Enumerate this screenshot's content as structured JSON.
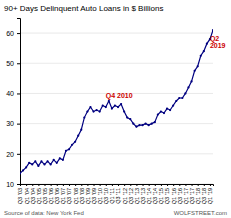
{
  "chart_data": {
    "type": "line",
    "title": "90+ Days Delinquent Auto Loans in $ Billions",
    "source": "Source of data: New York Fed",
    "credit": "WOLFSTREET.com",
    "categories": [
      "Q3\n'03",
      null,
      "Q1\n'04",
      null,
      "Q3\n'04",
      null,
      "Q1\n'05",
      null,
      "Q3\n'05",
      null,
      "Q1\n'06",
      null,
      "Q3\n'06",
      null,
      "Q1\n'07",
      null,
      "Q3\n'07",
      null,
      "Q1\n'08",
      null,
      "Q3\n'08",
      null,
      "Q1\n'09",
      null,
      "Q3\n'09",
      null,
      "Q1\n'10",
      null,
      "Q3\n'10",
      null,
      "Q1\n'11",
      null,
      "Q3\n'11",
      null,
      "Q1\n'12",
      null,
      "Q3\n'12",
      null,
      "Q1\n'13",
      null,
      "Q3\n'13",
      null,
      "Q1\n'14",
      null,
      "Q3\n'14",
      null,
      "Q1\n'15",
      null,
      "Q3\n'15",
      null,
      "Q1\n'16",
      null,
      "Q3\n'16",
      null,
      "Q1\n'17",
      null,
      "Q3\n'17",
      null,
      "Q1\n'18",
      null,
      "Q3\n'18",
      null,
      "Q1\n'19",
      null
    ],
    "values": [
      13.5,
      14.5,
      15.5,
      17.0,
      16.5,
      17.5,
      16.0,
      17.5,
      16.5,
      17.5,
      16.5,
      18.0,
      17.0,
      18.5,
      18.0,
      21.0,
      21.5,
      23.0,
      24.0,
      26.0,
      28.0,
      32.0,
      34.0,
      35.5,
      34.0,
      34.5,
      34.0,
      36.0,
      35.5,
      37.5,
      35.0,
      36.0,
      35.5,
      36.5,
      34.0,
      32.0,
      31.5,
      30.0,
      29.0,
      29.5,
      29.5,
      30.0,
      29.5,
      30.0,
      30.5,
      33.0,
      34.0,
      33.5,
      35.0,
      34.5,
      36.0,
      37.5,
      38.5,
      38.5,
      40.0,
      42.0,
      44.0,
      47.5,
      49.0,
      52.5,
      54.0,
      56.5,
      58.0,
      61.0
    ],
    "color": "#000080",
    "marker": "circle",
    "ylim": [
      10,
      65
    ],
    "yticks": [
      10,
      20,
      30,
      40,
      50,
      60
    ],
    "grid": true,
    "annotations": [
      {
        "text": "Q4 2010",
        "index": 29,
        "color": "#cc0000"
      },
      {
        "text": "Q2\n2019",
        "index": 63,
        "color": "#cc0000"
      }
    ]
  }
}
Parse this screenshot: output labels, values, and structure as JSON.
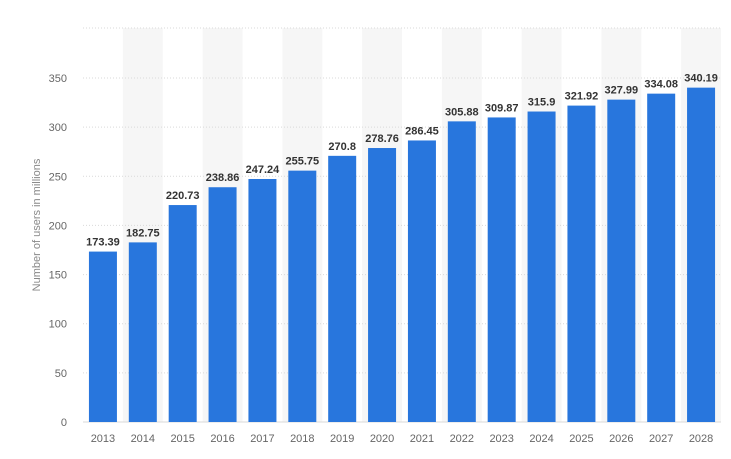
{
  "colors": {
    "bar": "#2876dd",
    "band": "#f6f6f6",
    "grid": "#d9d9d9"
  },
  "chart_data": {
    "type": "bar",
    "title": "",
    "xlabel": "",
    "ylabel": "Number of users in millions",
    "categories": [
      "2013",
      "2014",
      "2015",
      "2016",
      "2017",
      "2018",
      "2019",
      "2020",
      "2021",
      "2022",
      "2023",
      "2024",
      "2025",
      "2026",
      "2027",
      "2028"
    ],
    "values": [
      173.39,
      182.75,
      220.73,
      238.86,
      247.24,
      255.75,
      270.8,
      278.76,
      286.45,
      305.88,
      309.87,
      315.9,
      321.92,
      327.99,
      334.08,
      340.19
    ],
    "value_labels": [
      "173.39",
      "182.75",
      "220.73",
      "238.86",
      "247.24",
      "255.75",
      "270.8",
      "278.76",
      "286.45",
      "305.88",
      "309.87",
      "315.9",
      "321.92",
      "327.99",
      "334.08",
      "340.19"
    ],
    "ylim": [
      0,
      350
    ],
    "yticks": [
      0,
      50,
      100,
      150,
      200,
      250,
      300,
      350
    ],
    "grid": true,
    "legend": "none"
  }
}
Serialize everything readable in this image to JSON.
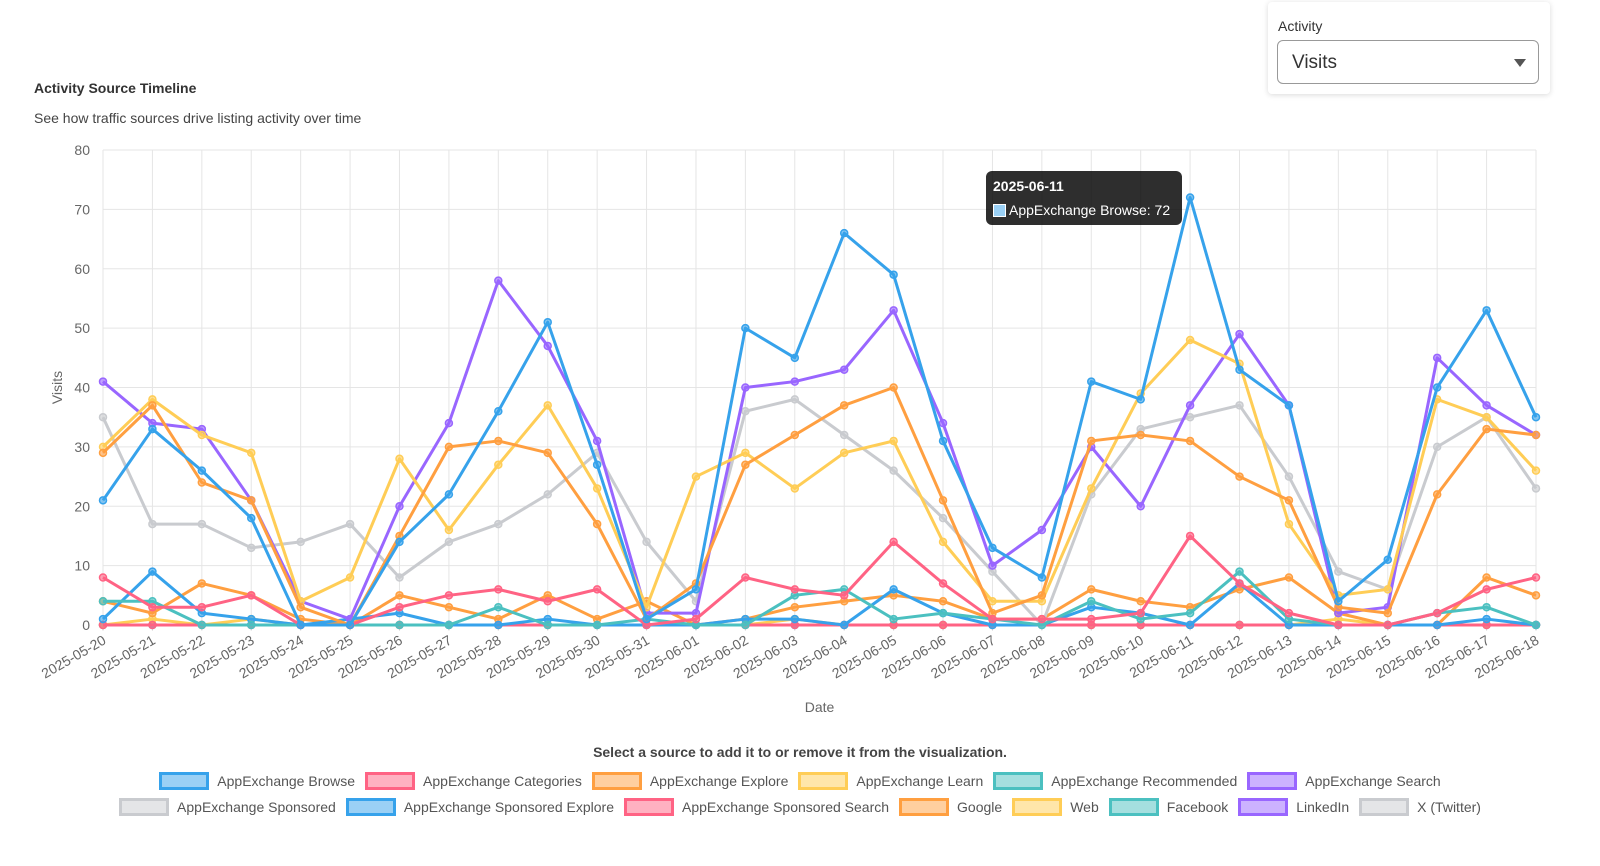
{
  "header": {
    "title": "Activity Source Timeline",
    "subtitle": "See how traffic sources drive listing activity over time"
  },
  "activity_filter": {
    "label": "Activity",
    "value": "Visits"
  },
  "legend_hint": "Select a source to add it to or remove it from the visualization.",
  "tooltip": {
    "date": "2025-06-11",
    "label": "AppExchange Browse: 72"
  },
  "chart_data": {
    "type": "line",
    "title": "Activity Source Timeline",
    "xlabel": "Date",
    "ylabel": "Visits",
    "ylim": [
      0,
      80
    ],
    "yticks": [
      0,
      10,
      20,
      30,
      40,
      50,
      60,
      70,
      80
    ],
    "grid": true,
    "legend_placement": "bottom",
    "x": [
      "2025-05-20",
      "2025-05-21",
      "2025-05-22",
      "2025-05-23",
      "2025-05-24",
      "2025-05-25",
      "2025-05-26",
      "2025-05-27",
      "2025-05-28",
      "2025-05-29",
      "2025-05-30",
      "2025-05-31",
      "2025-06-01",
      "2025-06-02",
      "2025-06-03",
      "2025-06-04",
      "2025-06-05",
      "2025-06-06",
      "2025-06-07",
      "2025-06-08",
      "2025-06-09",
      "2025-06-10",
      "2025-06-11",
      "2025-06-12",
      "2025-06-13",
      "2025-06-14",
      "2025-06-15",
      "2025-06-16",
      "2025-06-17",
      "2025-06-18"
    ],
    "series": [
      {
        "name": "AppExchange Browse",
        "color": "#36a2eb",
        "values": [
          21,
          33,
          26,
          18,
          0,
          0,
          14,
          22,
          36,
          51,
          27,
          1,
          6,
          50,
          45,
          66,
          59,
          31,
          13,
          8,
          41,
          38,
          72,
          43,
          37,
          4,
          11,
          40,
          53,
          35
        ]
      },
      {
        "name": "AppExchange Categories",
        "color": "#ff6384",
        "values": [
          8,
          3,
          3,
          5,
          0,
          0,
          3,
          5,
          6,
          4,
          6,
          0,
          1,
          8,
          6,
          5,
          14,
          7,
          1,
          1,
          1,
          2,
          15,
          7,
          2,
          0,
          0,
          2,
          6,
          8
        ]
      },
      {
        "name": "AppExchange Explore",
        "color": "#ff9f40",
        "values": [
          29,
          37,
          24,
          21,
          3,
          0,
          15,
          30,
          31,
          29,
          17,
          1,
          7,
          27,
          32,
          37,
          40,
          21,
          2,
          5,
          31,
          32,
          31,
          25,
          21,
          3,
          2,
          22,
          33,
          32
        ]
      },
      {
        "name": "AppExchange Learn",
        "color": "#ffcd56",
        "values": [
          30,
          38,
          32,
          29,
          4,
          8,
          28,
          16,
          27,
          37,
          23,
          3,
          25,
          29,
          23,
          29,
          31,
          14,
          4,
          4,
          23,
          39,
          48,
          44,
          17,
          5,
          6,
          38,
          35,
          26
        ]
      },
      {
        "name": "AppExchange Recommended",
        "color": "#4bc0c0",
        "values": [
          4,
          4,
          0,
          0,
          0,
          0,
          0,
          0,
          3,
          0,
          0,
          1,
          0,
          0,
          5,
          6,
          1,
          2,
          1,
          0,
          4,
          1,
          2,
          9,
          1,
          0,
          0,
          2,
          3,
          0
        ]
      },
      {
        "name": "AppExchange Search",
        "color": "#9966ff",
        "values": [
          41,
          34,
          33,
          21,
          4,
          1,
          20,
          34,
          58,
          47,
          31,
          2,
          2,
          40,
          41,
          43,
          53,
          34,
          10,
          16,
          30,
          20,
          37,
          49,
          37,
          2,
          3,
          45,
          37,
          32
        ]
      },
      {
        "name": "AppExchange Sponsored",
        "color": "#c9cbcf",
        "values": [
          35,
          17,
          17,
          13,
          14,
          17,
          8,
          14,
          17,
          22,
          29,
          14,
          4,
          36,
          38,
          32,
          26,
          18,
          9,
          0,
          22,
          33,
          35,
          37,
          25,
          9,
          6,
          30,
          35,
          23
        ]
      },
      {
        "name": "AppExchange Sponsored Explore",
        "color": "#36a2eb",
        "values": [
          1,
          9,
          2,
          1,
          0,
          1,
          2,
          0,
          0,
          1,
          0,
          0,
          0,
          1,
          1,
          0,
          6,
          2,
          0,
          0,
          3,
          2,
          0,
          7,
          0,
          0,
          0,
          0,
          1,
          0
        ]
      },
      {
        "name": "AppExchange Sponsored Search",
        "color": "#ff6384",
        "values": [
          0,
          0,
          0,
          0,
          0,
          0,
          0,
          0,
          0,
          0,
          0,
          0,
          0,
          0,
          0,
          0,
          0,
          0,
          0,
          0,
          0,
          0,
          0,
          0,
          0,
          0,
          0,
          0,
          0,
          0
        ]
      },
      {
        "name": "Google",
        "color": "#ff9f40",
        "values": [
          4,
          2,
          7,
          5,
          1,
          0,
          5,
          3,
          1,
          5,
          1,
          4,
          0,
          1,
          3,
          4,
          5,
          4,
          1,
          1,
          6,
          4,
          3,
          6,
          8,
          2,
          0,
          0,
          8,
          5
        ]
      },
      {
        "name": "Web",
        "color": "#ffcd56",
        "values": [
          0,
          1,
          0,
          1,
          0,
          0,
          0,
          0,
          0,
          0,
          0,
          0,
          0,
          0,
          1,
          0,
          0,
          0,
          0,
          0,
          0,
          0,
          0,
          0,
          0,
          1,
          0,
          0,
          0,
          0
        ]
      },
      {
        "name": "Facebook",
        "color": "#4bc0c0",
        "values": [
          0,
          0,
          0,
          0,
          0,
          0,
          0,
          0,
          0,
          0,
          0,
          0,
          0,
          0,
          0,
          0,
          0,
          0,
          0,
          0,
          0,
          0,
          0,
          0,
          0,
          0,
          0,
          0,
          0,
          0
        ]
      },
      {
        "name": "LinkedIn",
        "color": "#9966ff",
        "values": [
          0,
          0,
          0,
          0,
          0,
          0,
          0,
          0,
          0,
          0,
          0,
          0,
          0,
          0,
          0,
          0,
          0,
          0,
          0,
          0,
          0,
          0,
          0,
          0,
          0,
          0,
          0,
          0,
          0,
          0
        ]
      },
      {
        "name": "X (Twitter)",
        "color": "#c9cbcf",
        "values": [
          0,
          0,
          0,
          0,
          0,
          0,
          0,
          0,
          0,
          0,
          0,
          0,
          0,
          0,
          0,
          0,
          0,
          0,
          0,
          0,
          0,
          0,
          0,
          0,
          0,
          0,
          0,
          0,
          0,
          0
        ]
      }
    ]
  }
}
═══
--- Required task ---
Where a line of the entries contains the word "Search", copy that line.

--- Written answer ---
        "name": "AppExchange Search",
        "name": "AppExchange Sponsored Search",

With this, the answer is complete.